GIVEN REQUEST:
Copy each line where the word "JSON" occurs.

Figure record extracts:
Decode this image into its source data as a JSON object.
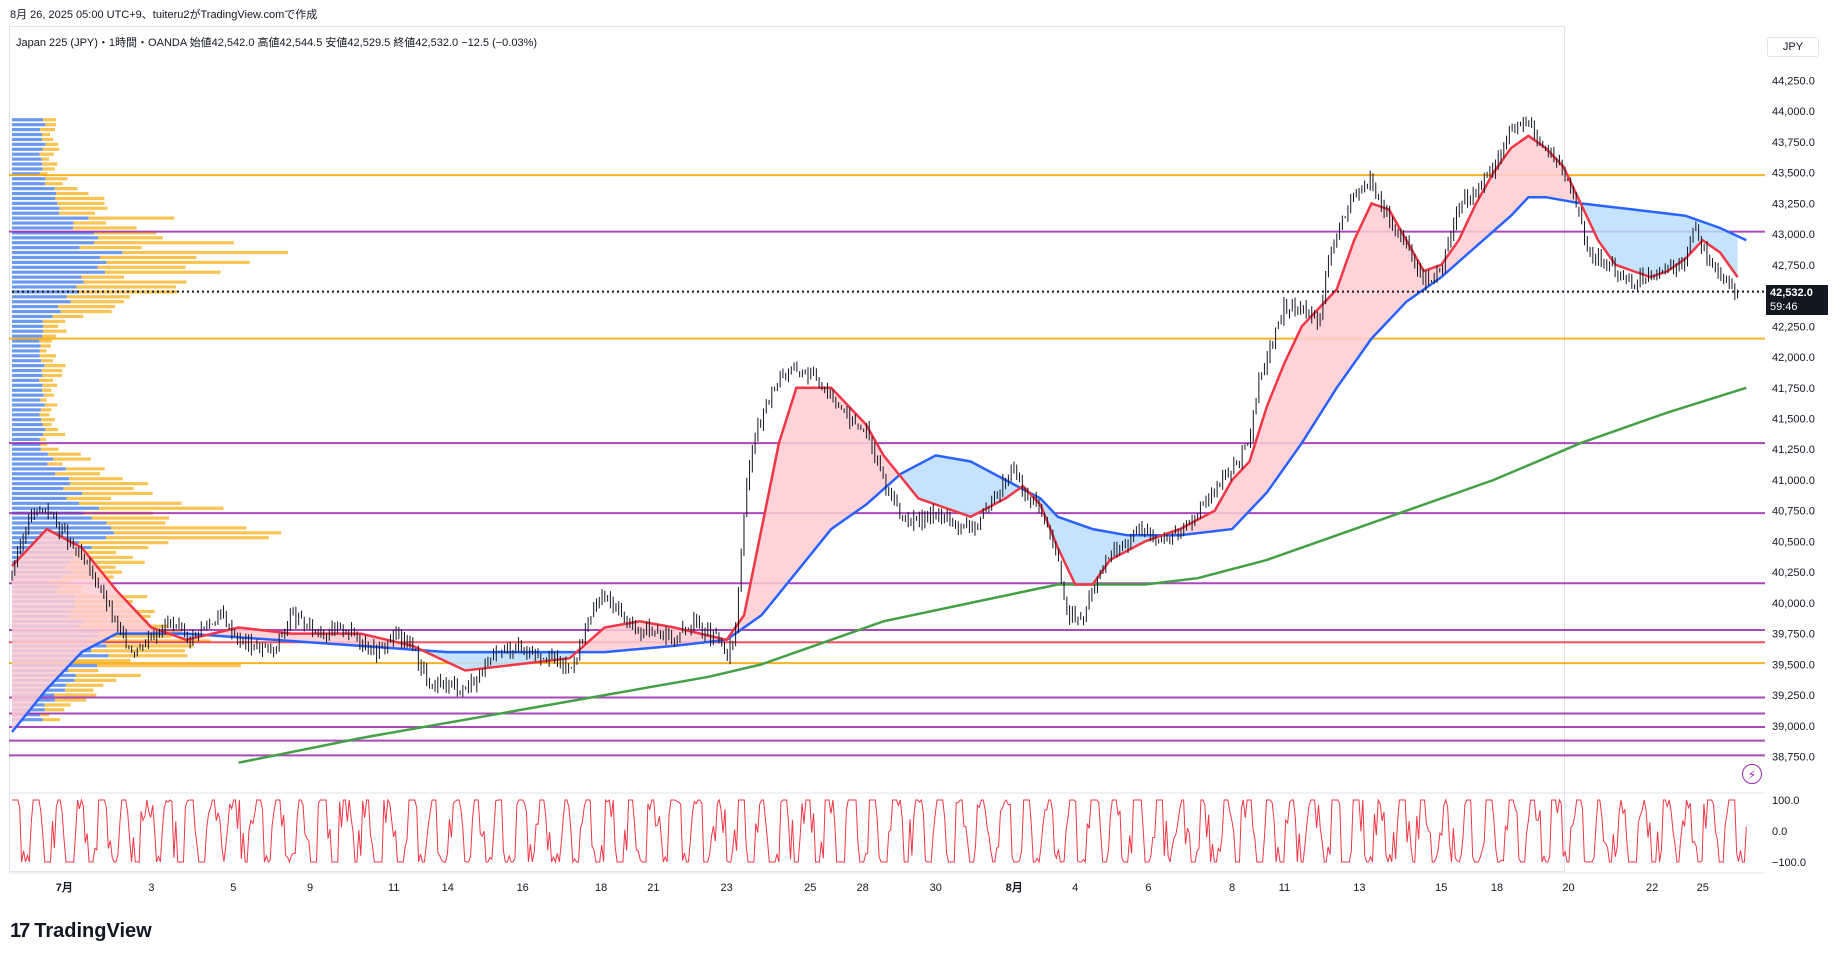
{
  "header": {
    "caption": "8月 26, 2025 05:00 UTC+9、tuiteru2がTradingView.comで作成"
  },
  "legend": {
    "symbol": "Japan 225 (JPY)・1時間・OANDA",
    "open": "始値42,542.0",
    "high": "高値42,544.5",
    "low": "安値42,529.5",
    "close": "終値42,532.0",
    "change": "−12.5 (−0.03%)"
  },
  "currency": "JPY",
  "last_price": {
    "price": "42,532.0",
    "countdown": "59:46"
  },
  "brand": {
    "logo_text": "TradingView",
    "logo_mark": "17"
  },
  "colors": {
    "ema_fast": "#f23645",
    "ema_mid": "#2962ff",
    "ema_slow": "#43a047",
    "bull_fill": "#ffcdd2",
    "bear_fill": "#bbdefb",
    "level_purple": "#9c27b0",
    "level_orange": "#f7a600",
    "vp_blue": "#5b8def",
    "vp_orange": "#f9b934",
    "oscillator": "#f23645"
  },
  "chart_data": {
    "type": "line",
    "title": "Japan 225 (JPY)",
    "currency": "JPY",
    "timeframe": "1時間",
    "ylim": [
      38600,
      44400
    ],
    "y_ticks": [
      "44,250.0",
      "44,000.0",
      "43,750.0",
      "43,500.0",
      "43,250.0",
      "43,000.0",
      "42,750.0",
      "42,500.0",
      "42,250.0",
      "42,000.0",
      "41,750.0",
      "41,500.0",
      "41,250.0",
      "41,000.0",
      "40,750.0",
      "40,500.0",
      "40,250.0",
      "40,000.0",
      "39,750.0",
      "39,500.0",
      "39,250.0",
      "39,000.0",
      "38,750.0"
    ],
    "x_ticks": [
      "7月",
      "3",
      "5",
      "9",
      "11",
      "14",
      "16",
      "18",
      "21",
      "23",
      "25",
      "28",
      "30",
      "8月",
      "4",
      "6",
      "8",
      "11",
      "13",
      "15",
      "18",
      "20",
      "22",
      "25"
    ],
    "x_tick_pos": [
      0.03,
      0.08,
      0.127,
      0.171,
      0.219,
      0.25,
      0.293,
      0.338,
      0.368,
      0.41,
      0.458,
      0.488,
      0.53,
      0.575,
      0.61,
      0.652,
      0.7,
      0.73,
      0.773,
      0.82,
      0.852,
      0.893,
      0.941,
      0.97
    ],
    "price_path": [
      [
        0,
        40250
      ],
      [
        0.01,
        40700
      ],
      [
        0.02,
        40780
      ],
      [
        0.03,
        40550
      ],
      [
        0.04,
        40350
      ],
      [
        0.05,
        40150
      ],
      [
        0.06,
        39800
      ],
      [
        0.07,
        39600
      ],
      [
        0.08,
        39750
      ],
      [
        0.09,
        39850
      ],
      [
        0.1,
        39700
      ],
      [
        0.11,
        39800
      ],
      [
        0.12,
        39900
      ],
      [
        0.13,
        39700
      ],
      [
        0.14,
        39650
      ],
      [
        0.15,
        39600
      ],
      [
        0.16,
        39900
      ],
      [
        0.17,
        39800
      ],
      [
        0.18,
        39750
      ],
      [
        0.19,
        39800
      ],
      [
        0.2,
        39700
      ],
      [
        0.21,
        39600
      ],
      [
        0.22,
        39750
      ],
      [
        0.23,
        39650
      ],
      [
        0.24,
        39300
      ],
      [
        0.25,
        39350
      ],
      [
        0.26,
        39300
      ],
      [
        0.27,
        39450
      ],
      [
        0.28,
        39600
      ],
      [
        0.29,
        39650
      ],
      [
        0.3,
        39600
      ],
      [
        0.31,
        39550
      ],
      [
        0.32,
        39450
      ],
      [
        0.33,
        39800
      ],
      [
        0.335,
        40000
      ],
      [
        0.34,
        40050
      ],
      [
        0.35,
        39900
      ],
      [
        0.36,
        39750
      ],
      [
        0.37,
        39800
      ],
      [
        0.38,
        39700
      ],
      [
        0.39,
        39850
      ],
      [
        0.4,
        39750
      ],
      [
        0.405,
        39700
      ],
      [
        0.41,
        39550
      ],
      [
        0.415,
        39750
      ],
      [
        0.42,
        40750
      ],
      [
        0.425,
        41300
      ],
      [
        0.43,
        41500
      ],
      [
        0.44,
        41850
      ],
      [
        0.45,
        41900
      ],
      [
        0.46,
        41850
      ],
      [
        0.47,
        41700
      ],
      [
        0.48,
        41500
      ],
      [
        0.49,
        41400
      ],
      [
        0.5,
        41000
      ],
      [
        0.51,
        40700
      ],
      [
        0.52,
        40650
      ],
      [
        0.53,
        40750
      ],
      [
        0.54,
        40650
      ],
      [
        0.55,
        40600
      ],
      [
        0.56,
        40750
      ],
      [
        0.57,
        41000
      ],
      [
        0.575,
        41100
      ],
      [
        0.58,
        40900
      ],
      [
        0.59,
        40750
      ],
      [
        0.6,
        40350
      ],
      [
        0.605,
        39950
      ],
      [
        0.61,
        39850
      ],
      [
        0.615,
        39900
      ],
      [
        0.62,
        40100
      ],
      [
        0.63,
        40400
      ],
      [
        0.64,
        40500
      ],
      [
        0.65,
        40600
      ],
      [
        0.66,
        40500
      ],
      [
        0.67,
        40600
      ],
      [
        0.68,
        40750
      ],
      [
        0.69,
        40900
      ],
      [
        0.7,
        41100
      ],
      [
        0.71,
        41300
      ],
      [
        0.715,
        41800
      ],
      [
        0.72,
        42000
      ],
      [
        0.73,
        42400
      ],
      [
        0.74,
        42400
      ],
      [
        0.75,
        42300
      ],
      [
        0.755,
        42800
      ],
      [
        0.76,
        43000
      ],
      [
        0.77,
        43300
      ],
      [
        0.78,
        43450
      ],
      [
        0.79,
        43100
      ],
      [
        0.8,
        42900
      ],
      [
        0.81,
        42600
      ],
      [
        0.82,
        42700
      ],
      [
        0.83,
        43250
      ],
      [
        0.84,
        43350
      ],
      [
        0.85,
        43550
      ],
      [
        0.86,
        43850
      ],
      [
        0.87,
        43900
      ],
      [
        0.88,
        43700
      ],
      [
        0.89,
        43500
      ],
      [
        0.9,
        43150
      ],
      [
        0.905,
        42800
      ],
      [
        0.91,
        42800
      ],
      [
        0.92,
        42700
      ],
      [
        0.93,
        42600
      ],
      [
        0.94,
        42700
      ],
      [
        0.95,
        42700
      ],
      [
        0.96,
        42800
      ],
      [
        0.965,
        43100
      ],
      [
        0.97,
        42900
      ],
      [
        0.98,
        42650
      ],
      [
        0.99,
        42532
      ]
    ],
    "ema_fast_path": [
      [
        0,
        40300
      ],
      [
        0.02,
        40600
      ],
      [
        0.04,
        40450
      ],
      [
        0.06,
        40100
      ],
      [
        0.08,
        39800
      ],
      [
        0.1,
        39700
      ],
      [
        0.13,
        39800
      ],
      [
        0.16,
        39750
      ],
      [
        0.2,
        39750
      ],
      [
        0.23,
        39650
      ],
      [
        0.26,
        39450
      ],
      [
        0.29,
        39500
      ],
      [
        0.32,
        39550
      ],
      [
        0.34,
        39800
      ],
      [
        0.36,
        39850
      ],
      [
        0.38,
        39800
      ],
      [
        0.41,
        39700
      ],
      [
        0.42,
        39900
      ],
      [
        0.43,
        40600
      ],
      [
        0.44,
        41300
      ],
      [
        0.45,
        41750
      ],
      [
        0.47,
        41750
      ],
      [
        0.49,
        41450
      ],
      [
        0.5,
        41200
      ],
      [
        0.52,
        40850
      ],
      [
        0.55,
        40700
      ],
      [
        0.57,
        40850
      ],
      [
        0.58,
        40950
      ],
      [
        0.59,
        40800
      ],
      [
        0.6,
        40450
      ],
      [
        0.61,
        40150
      ],
      [
        0.62,
        40150
      ],
      [
        0.63,
        40350
      ],
      [
        0.65,
        40500
      ],
      [
        0.67,
        40600
      ],
      [
        0.69,
        40750
      ],
      [
        0.7,
        41000
      ],
      [
        0.71,
        41150
      ],
      [
        0.72,
        41600
      ],
      [
        0.73,
        41950
      ],
      [
        0.74,
        42250
      ],
      [
        0.76,
        42550
      ],
      [
        0.77,
        42950
      ],
      [
        0.78,
        43250
      ],
      [
        0.79,
        43200
      ],
      [
        0.8,
        42950
      ],
      [
        0.81,
        42700
      ],
      [
        0.82,
        42750
      ],
      [
        0.83,
        42950
      ],
      [
        0.84,
        43250
      ],
      [
        0.85,
        43500
      ],
      [
        0.86,
        43700
      ],
      [
        0.87,
        43800
      ],
      [
        0.88,
        43700
      ],
      [
        0.89,
        43550
      ],
      [
        0.9,
        43250
      ],
      [
        0.91,
        42950
      ],
      [
        0.92,
        42750
      ],
      [
        0.93,
        42700
      ],
      [
        0.94,
        42650
      ],
      [
        0.95,
        42700
      ],
      [
        0.96,
        42800
      ],
      [
        0.97,
        42950
      ],
      [
        0.98,
        42850
      ],
      [
        0.99,
        42650
      ]
    ],
    "ema_mid_path": [
      [
        0,
        38950
      ],
      [
        0.02,
        39300
      ],
      [
        0.04,
        39600
      ],
      [
        0.06,
        39750
      ],
      [
        0.1,
        39750
      ],
      [
        0.15,
        39700
      ],
      [
        0.2,
        39650
      ],
      [
        0.25,
        39600
      ],
      [
        0.3,
        39600
      ],
      [
        0.34,
        39600
      ],
      [
        0.38,
        39650
      ],
      [
        0.41,
        39700
      ],
      [
        0.43,
        39900
      ],
      [
        0.45,
        40250
      ],
      [
        0.47,
        40600
      ],
      [
        0.49,
        40800
      ],
      [
        0.51,
        41050
      ],
      [
        0.53,
        41200
      ],
      [
        0.55,
        41150
      ],
      [
        0.57,
        41000
      ],
      [
        0.59,
        40850
      ],
      [
        0.6,
        40700
      ],
      [
        0.62,
        40600
      ],
      [
        0.64,
        40550
      ],
      [
        0.67,
        40550
      ],
      [
        0.7,
        40600
      ],
      [
        0.72,
        40900
      ],
      [
        0.74,
        41300
      ],
      [
        0.76,
        41750
      ],
      [
        0.78,
        42150
      ],
      [
        0.8,
        42450
      ],
      [
        0.82,
        42650
      ],
      [
        0.84,
        42900
      ],
      [
        0.86,
        43150
      ],
      [
        0.87,
        43300
      ],
      [
        0.88,
        43300
      ],
      [
        0.9,
        43250
      ],
      [
        0.93,
        43200
      ],
      [
        0.96,
        43150
      ],
      [
        0.98,
        43050
      ],
      [
        0.995,
        42950
      ]
    ],
    "ema_slow_path": [
      [
        0.13,
        38700
      ],
      [
        0.2,
        38900
      ],
      [
        0.3,
        39150
      ],
      [
        0.4,
        39400
      ],
      [
        0.43,
        39500
      ],
      [
        0.47,
        39700
      ],
      [
        0.5,
        39850
      ],
      [
        0.55,
        40000
      ],
      [
        0.6,
        40150
      ],
      [
        0.65,
        40150
      ],
      [
        0.68,
        40200
      ],
      [
        0.72,
        40350
      ],
      [
        0.76,
        40550
      ],
      [
        0.8,
        40750
      ],
      [
        0.85,
        41000
      ],
      [
        0.9,
        41300
      ],
      [
        0.95,
        41550
      ],
      [
        0.995,
        41750
      ]
    ],
    "horizontal_levels": [
      {
        "price": 43480,
        "color": "#f7a600"
      },
      {
        "price": 43020,
        "color": "#9c27b0"
      },
      {
        "price": 42150,
        "color": "#f7a600"
      },
      {
        "price": 41300,
        "color": "#9c27b0"
      },
      {
        "price": 40730,
        "color": "#9c27b0"
      },
      {
        "price": 40160,
        "color": "#9c27b0"
      },
      {
        "price": 39780,
        "color": "#9c27b0"
      },
      {
        "price": 39680,
        "color": "#f23645"
      },
      {
        "price": 39510,
        "color": "#f7a600"
      },
      {
        "price": 39230,
        "color": "#9c27b0"
      },
      {
        "price": 39100,
        "color": "#9c27b0"
      },
      {
        "price": 38990,
        "color": "#9c27b0"
      },
      {
        "price": 38880,
        "color": "#9c27b0"
      },
      {
        "price": 38760,
        "color": "#9c27b0"
      }
    ],
    "last_price": 42532,
    "oscillator": {
      "ylim": [
        -100,
        100
      ],
      "y_ticks": [
        "100.0",
        "0.0",
        "−100.0"
      ]
    }
  }
}
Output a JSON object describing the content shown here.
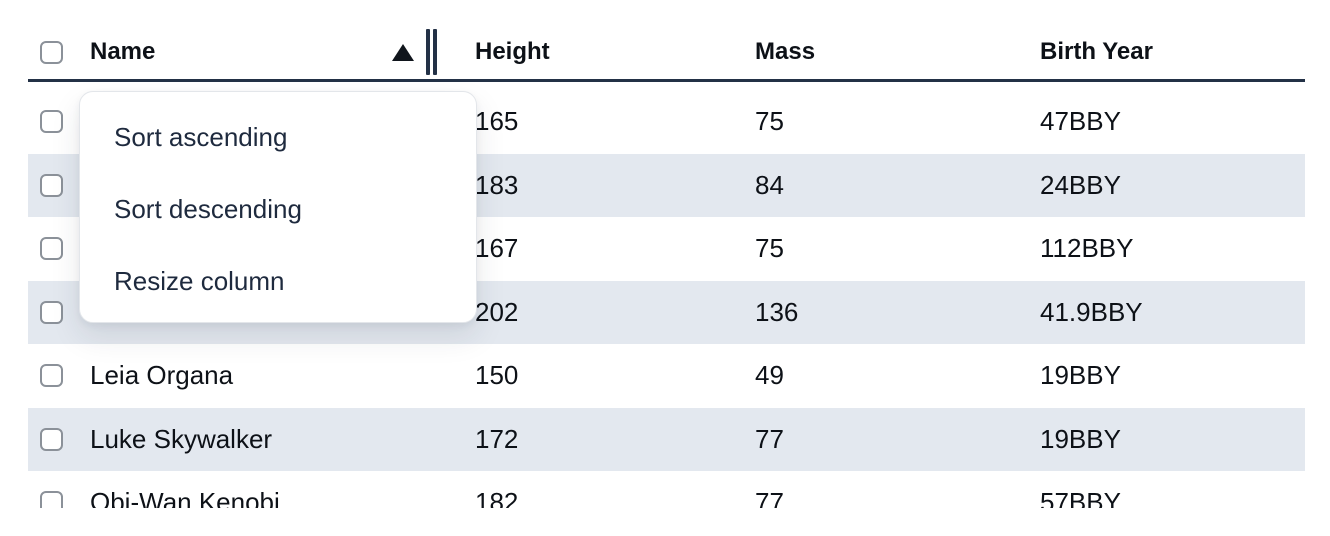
{
  "table": {
    "columns": [
      {
        "label": "Name",
        "sorted": "ascending"
      },
      {
        "label": "Height",
        "sorted": ""
      },
      {
        "label": "Mass",
        "sorted": ""
      },
      {
        "label": "Birth Year",
        "sorted": ""
      }
    ],
    "rows": [
      {
        "name": "",
        "height": "165",
        "mass": "75",
        "birth_year": "47BBY"
      },
      {
        "name": "",
        "height": "183",
        "mass": "84",
        "birth_year": "24BBY"
      },
      {
        "name": "",
        "height": "167",
        "mass": "75",
        "birth_year": "112BBY"
      },
      {
        "name": "",
        "height": "202",
        "mass": "136",
        "birth_year": "41.9BBY"
      },
      {
        "name": "Leia Organa",
        "height": "150",
        "mass": "49",
        "birth_year": "19BBY"
      },
      {
        "name": "Luke Skywalker",
        "height": "172",
        "mass": "77",
        "birth_year": "19BBY"
      },
      {
        "name": "Obi-Wan Kenobi",
        "height": "182",
        "mass": "77",
        "birth_year": "57BBY"
      }
    ]
  },
  "context_menu": {
    "items": [
      "Sort ascending",
      "Sort descending",
      "Resize column"
    ]
  },
  "icons": {
    "sort_indicator": "sort-ascending-triangle",
    "resize_handle": "double-vertical-bars"
  },
  "colors": {
    "stripe": "#e3e8ef",
    "header_rule": "#233146",
    "text": "#0d1117",
    "menu_text": "#1e2a3e",
    "checkbox_border": "#8b9199",
    "popup_border": "#e3e6ea"
  }
}
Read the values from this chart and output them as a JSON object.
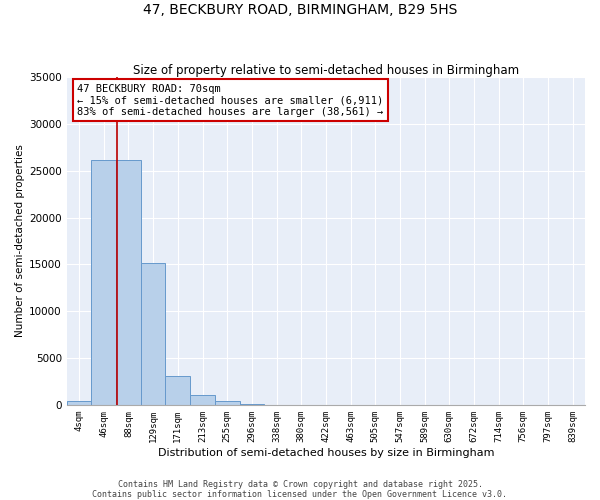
{
  "title": "47, BECKBURY ROAD, BIRMINGHAM, B29 5HS",
  "subtitle": "Size of property relative to semi-detached houses in Birmingham",
  "xlabel": "Distribution of semi-detached houses by size in Birmingham",
  "ylabel": "Number of semi-detached properties",
  "bin_labels": [
    "4sqm",
    "46sqm",
    "88sqm",
    "129sqm",
    "171sqm",
    "213sqm",
    "255sqm",
    "296sqm",
    "338sqm",
    "380sqm",
    "422sqm",
    "463sqm",
    "505sqm",
    "547sqm",
    "589sqm",
    "630sqm",
    "672sqm",
    "714sqm",
    "756sqm",
    "797sqm",
    "839sqm"
  ],
  "bin_values": [
    400,
    26100,
    26100,
    15100,
    3100,
    1100,
    450,
    100,
    0,
    0,
    0,
    0,
    0,
    0,
    0,
    0,
    0,
    0,
    0,
    0,
    0
  ],
  "bar_color": "#b8d0ea",
  "bar_edge_color": "#6699cc",
  "property_line_x": 1.55,
  "property_line_color": "#bb0000",
  "ylim": [
    0,
    35000
  ],
  "yticks": [
    0,
    5000,
    10000,
    15000,
    20000,
    25000,
    30000,
    35000
  ],
  "annotation_text": "47 BECKBURY ROAD: 70sqm\n← 15% of semi-detached houses are smaller (6,911)\n83% of semi-detached houses are larger (38,561) →",
  "annotation_box_edge": "#cc0000",
  "footer_line1": "Contains HM Land Registry data © Crown copyright and database right 2025.",
  "footer_line2": "Contains public sector information licensed under the Open Government Licence v3.0.",
  "background_color": "#ffffff",
  "plot_bg_color": "#e8eef8"
}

WRITTEN SOLUTION:
Decode this image into its source data as a JSON object.
Output a JSON object describing the content shown here.
Read the values from this chart and output them as a JSON object.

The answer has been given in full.